+++ Records to use +++
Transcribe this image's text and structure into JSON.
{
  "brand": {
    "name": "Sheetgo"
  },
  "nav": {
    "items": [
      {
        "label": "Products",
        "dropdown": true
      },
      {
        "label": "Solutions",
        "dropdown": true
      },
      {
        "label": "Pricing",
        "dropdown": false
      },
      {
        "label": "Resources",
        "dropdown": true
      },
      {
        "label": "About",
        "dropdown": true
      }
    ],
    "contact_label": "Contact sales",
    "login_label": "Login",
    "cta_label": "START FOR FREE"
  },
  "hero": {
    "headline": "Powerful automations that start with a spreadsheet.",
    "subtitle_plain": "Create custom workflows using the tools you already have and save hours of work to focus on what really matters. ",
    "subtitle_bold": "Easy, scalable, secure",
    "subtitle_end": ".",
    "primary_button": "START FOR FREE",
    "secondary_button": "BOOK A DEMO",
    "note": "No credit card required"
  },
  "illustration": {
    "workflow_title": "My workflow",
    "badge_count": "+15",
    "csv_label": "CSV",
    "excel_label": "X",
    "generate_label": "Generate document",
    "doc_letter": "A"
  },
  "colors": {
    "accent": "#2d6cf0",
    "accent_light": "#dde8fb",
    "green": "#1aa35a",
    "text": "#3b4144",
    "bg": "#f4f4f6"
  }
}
+++
● **Your goal**:
Determine how many lines of the entries above carry the string "text", and give that number alone.

● **Full output**:
2